**Dataset rows:**

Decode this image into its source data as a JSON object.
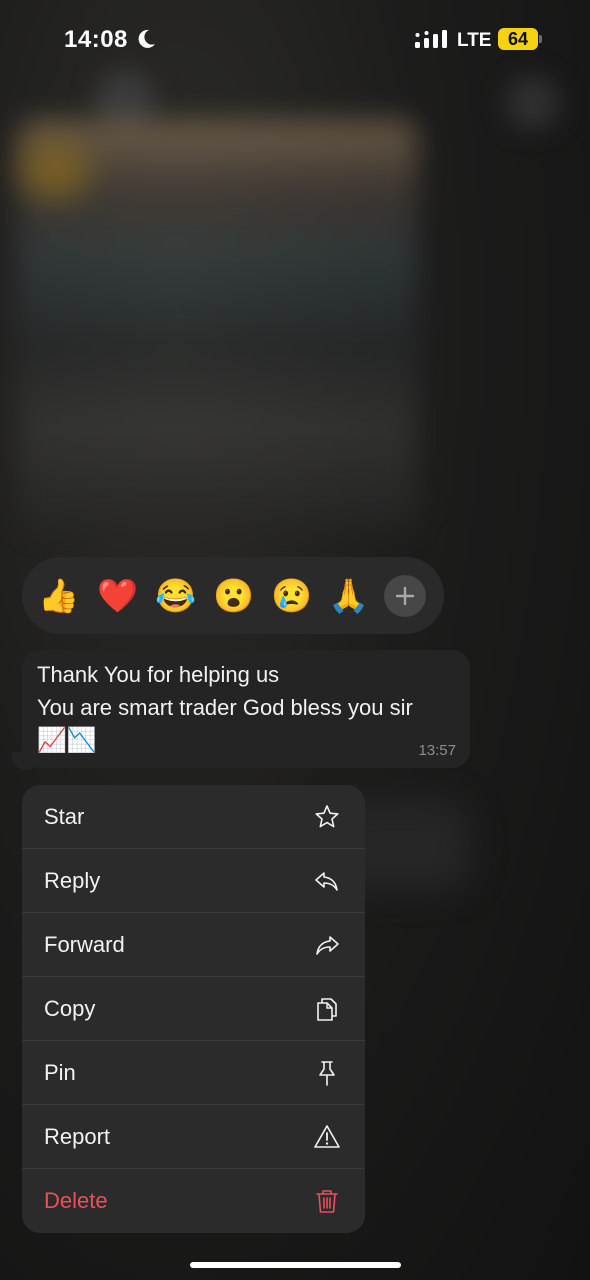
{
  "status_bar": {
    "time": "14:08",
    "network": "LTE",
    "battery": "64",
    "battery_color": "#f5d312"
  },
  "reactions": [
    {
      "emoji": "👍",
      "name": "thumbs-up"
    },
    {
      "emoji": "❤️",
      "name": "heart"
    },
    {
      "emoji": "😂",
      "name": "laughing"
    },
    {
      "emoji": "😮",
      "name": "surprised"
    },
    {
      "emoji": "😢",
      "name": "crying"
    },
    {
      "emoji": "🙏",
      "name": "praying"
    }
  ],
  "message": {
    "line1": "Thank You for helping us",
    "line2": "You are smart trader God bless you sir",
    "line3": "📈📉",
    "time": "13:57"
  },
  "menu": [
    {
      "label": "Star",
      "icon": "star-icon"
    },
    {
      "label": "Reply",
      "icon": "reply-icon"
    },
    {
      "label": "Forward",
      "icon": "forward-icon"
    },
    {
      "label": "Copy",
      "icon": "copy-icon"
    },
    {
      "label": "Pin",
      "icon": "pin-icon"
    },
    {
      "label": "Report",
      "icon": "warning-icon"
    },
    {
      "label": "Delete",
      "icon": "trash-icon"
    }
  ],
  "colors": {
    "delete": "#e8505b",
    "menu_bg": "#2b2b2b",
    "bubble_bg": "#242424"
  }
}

* * *

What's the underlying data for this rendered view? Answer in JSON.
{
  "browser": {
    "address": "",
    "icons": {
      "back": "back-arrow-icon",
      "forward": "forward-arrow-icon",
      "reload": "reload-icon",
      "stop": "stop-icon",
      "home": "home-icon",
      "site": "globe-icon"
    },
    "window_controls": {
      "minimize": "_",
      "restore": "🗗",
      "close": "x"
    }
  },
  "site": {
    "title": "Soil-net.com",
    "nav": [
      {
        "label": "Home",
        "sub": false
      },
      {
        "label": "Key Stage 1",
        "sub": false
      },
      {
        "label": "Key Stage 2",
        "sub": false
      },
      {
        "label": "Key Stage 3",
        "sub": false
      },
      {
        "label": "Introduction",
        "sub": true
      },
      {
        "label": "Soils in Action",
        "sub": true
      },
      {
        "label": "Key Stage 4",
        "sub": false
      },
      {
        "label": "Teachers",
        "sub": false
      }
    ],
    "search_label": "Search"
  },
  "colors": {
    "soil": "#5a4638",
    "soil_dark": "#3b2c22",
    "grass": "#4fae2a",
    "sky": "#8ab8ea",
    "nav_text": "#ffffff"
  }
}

* * *

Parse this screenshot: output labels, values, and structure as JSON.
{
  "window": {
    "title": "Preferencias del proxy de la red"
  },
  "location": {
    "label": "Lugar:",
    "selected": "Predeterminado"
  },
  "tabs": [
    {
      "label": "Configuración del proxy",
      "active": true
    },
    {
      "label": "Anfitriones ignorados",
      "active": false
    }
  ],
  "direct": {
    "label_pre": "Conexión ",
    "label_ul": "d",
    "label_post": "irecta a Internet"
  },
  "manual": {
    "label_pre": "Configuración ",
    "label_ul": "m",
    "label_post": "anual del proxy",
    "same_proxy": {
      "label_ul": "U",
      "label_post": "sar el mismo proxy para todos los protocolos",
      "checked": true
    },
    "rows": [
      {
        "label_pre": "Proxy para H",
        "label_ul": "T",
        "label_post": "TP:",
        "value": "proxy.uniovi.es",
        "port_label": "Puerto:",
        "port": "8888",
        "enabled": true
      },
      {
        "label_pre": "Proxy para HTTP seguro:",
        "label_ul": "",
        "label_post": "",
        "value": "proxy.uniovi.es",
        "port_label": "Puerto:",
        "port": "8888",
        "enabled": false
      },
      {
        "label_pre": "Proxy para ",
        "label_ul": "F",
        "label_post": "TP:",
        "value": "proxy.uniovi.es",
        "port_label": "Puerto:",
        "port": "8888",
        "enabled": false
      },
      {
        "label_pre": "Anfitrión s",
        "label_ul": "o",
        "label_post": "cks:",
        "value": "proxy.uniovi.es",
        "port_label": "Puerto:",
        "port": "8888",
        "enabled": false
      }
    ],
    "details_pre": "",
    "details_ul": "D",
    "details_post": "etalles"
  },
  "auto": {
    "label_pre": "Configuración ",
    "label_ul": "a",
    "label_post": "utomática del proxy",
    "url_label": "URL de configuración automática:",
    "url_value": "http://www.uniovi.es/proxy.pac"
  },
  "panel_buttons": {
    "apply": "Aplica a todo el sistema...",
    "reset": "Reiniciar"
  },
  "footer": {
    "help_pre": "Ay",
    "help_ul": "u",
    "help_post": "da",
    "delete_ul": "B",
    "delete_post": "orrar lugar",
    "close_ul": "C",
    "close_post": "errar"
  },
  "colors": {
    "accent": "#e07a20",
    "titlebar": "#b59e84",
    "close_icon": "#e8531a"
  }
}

**DESCRIPTION OF THE TASK:** Above are the records. Copy every line in them holding "this".

**ANSWER BELOW:**
Decode this image into its source data as a JSON object.
What's the underlying data for this rendered view? Answer in JSON.
Parse this screenshot: output labels, values, and structure as JSON.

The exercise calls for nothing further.